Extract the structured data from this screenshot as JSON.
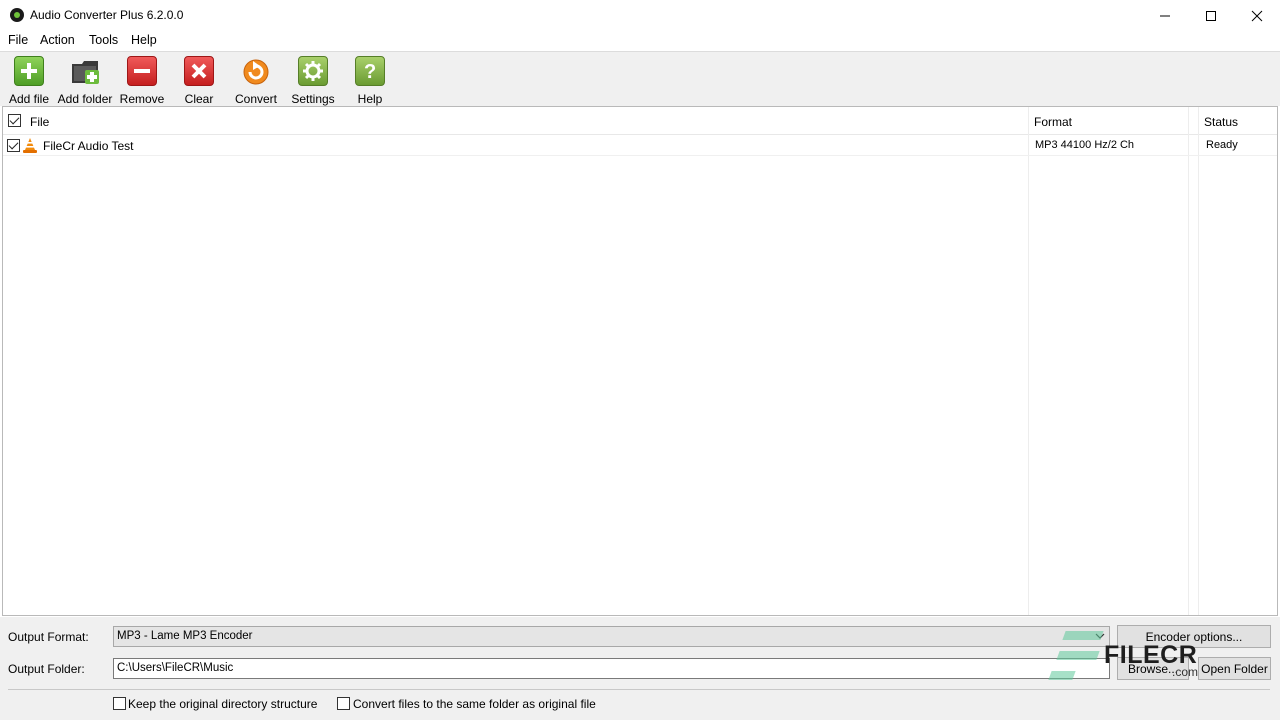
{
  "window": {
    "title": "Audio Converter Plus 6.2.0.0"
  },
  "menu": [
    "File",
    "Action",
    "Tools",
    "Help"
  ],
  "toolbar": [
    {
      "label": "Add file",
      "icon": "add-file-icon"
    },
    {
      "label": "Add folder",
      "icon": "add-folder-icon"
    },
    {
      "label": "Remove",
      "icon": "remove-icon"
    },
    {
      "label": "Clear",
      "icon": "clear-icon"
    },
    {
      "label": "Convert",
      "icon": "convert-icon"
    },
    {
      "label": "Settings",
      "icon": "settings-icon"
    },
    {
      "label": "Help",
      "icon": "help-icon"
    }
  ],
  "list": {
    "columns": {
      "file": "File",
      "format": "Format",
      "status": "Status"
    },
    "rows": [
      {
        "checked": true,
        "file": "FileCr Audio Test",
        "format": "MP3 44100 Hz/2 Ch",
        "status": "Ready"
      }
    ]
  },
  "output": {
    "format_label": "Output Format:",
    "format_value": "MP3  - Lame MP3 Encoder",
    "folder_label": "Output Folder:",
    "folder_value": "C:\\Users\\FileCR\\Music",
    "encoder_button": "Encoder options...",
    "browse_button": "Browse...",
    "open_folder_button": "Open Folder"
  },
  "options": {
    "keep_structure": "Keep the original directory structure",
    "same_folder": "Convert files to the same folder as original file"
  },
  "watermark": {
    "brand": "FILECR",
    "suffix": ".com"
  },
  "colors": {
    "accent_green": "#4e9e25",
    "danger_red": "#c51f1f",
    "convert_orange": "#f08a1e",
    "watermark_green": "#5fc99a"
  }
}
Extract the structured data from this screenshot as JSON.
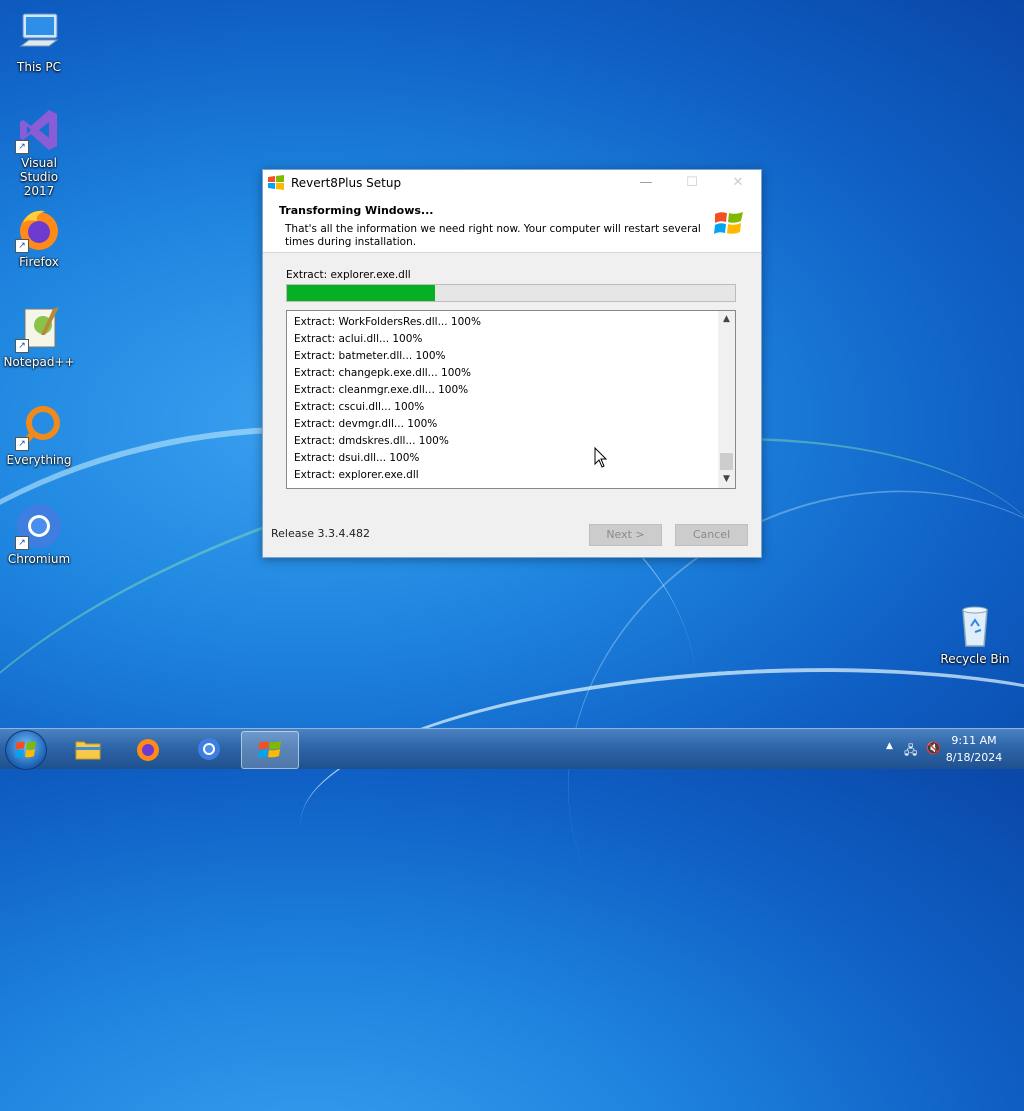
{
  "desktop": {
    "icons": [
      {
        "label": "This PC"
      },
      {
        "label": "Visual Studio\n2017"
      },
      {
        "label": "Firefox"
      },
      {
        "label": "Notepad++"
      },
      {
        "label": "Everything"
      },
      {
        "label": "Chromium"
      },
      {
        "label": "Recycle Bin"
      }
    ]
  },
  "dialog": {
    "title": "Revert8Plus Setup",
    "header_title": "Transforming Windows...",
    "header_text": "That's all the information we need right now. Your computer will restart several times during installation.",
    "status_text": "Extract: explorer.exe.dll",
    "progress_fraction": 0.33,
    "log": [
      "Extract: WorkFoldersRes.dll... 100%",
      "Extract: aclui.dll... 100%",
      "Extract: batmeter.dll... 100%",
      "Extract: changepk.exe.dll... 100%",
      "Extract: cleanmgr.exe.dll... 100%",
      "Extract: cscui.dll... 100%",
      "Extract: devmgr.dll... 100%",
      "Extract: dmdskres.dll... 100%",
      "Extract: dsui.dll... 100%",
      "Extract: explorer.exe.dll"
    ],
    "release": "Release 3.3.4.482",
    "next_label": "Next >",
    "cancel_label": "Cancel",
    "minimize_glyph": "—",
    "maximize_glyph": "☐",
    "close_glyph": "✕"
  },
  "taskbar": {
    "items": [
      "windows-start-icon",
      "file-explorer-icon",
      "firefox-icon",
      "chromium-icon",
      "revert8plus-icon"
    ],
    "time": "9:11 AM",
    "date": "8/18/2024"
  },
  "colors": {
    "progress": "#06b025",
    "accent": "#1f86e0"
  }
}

##########

- **Your objective**
Your copy of the data above should match it exactly, except that pictures are left out.

- **The output**
Extract the structured data from this screenshot as JSON.
{
  "window": {
    "title": "Audio Converter Plus 6.2.0.0"
  },
  "menu": [
    "File",
    "Action",
    "Tools",
    "Help"
  ],
  "toolbar": [
    {
      "label": "Add file",
      "icon": "add-file-icon"
    },
    {
      "label": "Add folder",
      "icon": "add-folder-icon"
    },
    {
      "label": "Remove",
      "icon": "remove-icon"
    },
    {
      "label": "Clear",
      "icon": "clear-icon"
    },
    {
      "label": "Convert",
      "icon": "convert-icon"
    },
    {
      "label": "Settings",
      "icon": "settings-icon"
    },
    {
      "label": "Help",
      "icon": "help-icon"
    }
  ],
  "list": {
    "columns": {
      "file": "File",
      "format": "Format",
      "status": "Status"
    },
    "rows": [
      {
        "checked": true,
        "file": "FileCr Audio Test",
        "format": "MP3 44100 Hz/2 Ch",
        "status": "Ready"
      }
    ]
  },
  "output": {
    "format_label": "Output Format:",
    "format_value": "MP3  - Lame MP3 Encoder",
    "folder_label": "Output Folder:",
    "folder_value": "C:\\Users\\FileCR\\Music",
    "encoder_button": "Encoder options...",
    "browse_button": "Browse...",
    "open_folder_button": "Open Folder"
  },
  "options": {
    "keep_structure": "Keep the original directory structure",
    "same_folder": "Convert files to the same folder as original file"
  },
  "watermark": {
    "brand": "FILECR",
    "suffix": ".com"
  },
  "colors": {
    "accent_green": "#4e9e25",
    "danger_red": "#c51f1f",
    "convert_orange": "#f08a1e",
    "watermark_green": "#5fc99a"
  }
}
Extract the structured data from this screenshot as JSON.
{
  "desktop": {
    "icons": [
      {
        "label": "This PC"
      },
      {
        "label": "Visual Studio\n2017"
      },
      {
        "label": "Firefox"
      },
      {
        "label": "Notepad++"
      },
      {
        "label": "Everything"
      },
      {
        "label": "Chromium"
      },
      {
        "label": "Recycle Bin"
      }
    ]
  },
  "dialog": {
    "title": "Revert8Plus Setup",
    "header_title": "Transforming Windows...",
    "header_text": "That's all the information we need right now. Your computer will restart several times during installation.",
    "status_text": "Extract: explorer.exe.dll",
    "progress_fraction": 0.33,
    "log": [
      "Extract: WorkFoldersRes.dll... 100%",
      "Extract: aclui.dll... 100%",
      "Extract: batmeter.dll... 100%",
      "Extract: changepk.exe.dll... 100%",
      "Extract: cleanmgr.exe.dll... 100%",
      "Extract: cscui.dll... 100%",
      "Extract: devmgr.dll... 100%",
      "Extract: dmdskres.dll... 100%",
      "Extract: dsui.dll... 100%",
      "Extract: explorer.exe.dll"
    ],
    "release": "Release 3.3.4.482",
    "next_label": "Next >",
    "cancel_label": "Cancel",
    "minimize_glyph": "—",
    "maximize_glyph": "☐",
    "close_glyph": "✕"
  },
  "taskbar": {
    "items": [
      "windows-start-icon",
      "file-explorer-icon",
      "firefox-icon",
      "chromium-icon",
      "revert8plus-icon"
    ],
    "time": "9:11 AM",
    "date": "8/18/2024"
  },
  "colors": {
    "progress": "#06b025",
    "accent": "#1f86e0"
  }
}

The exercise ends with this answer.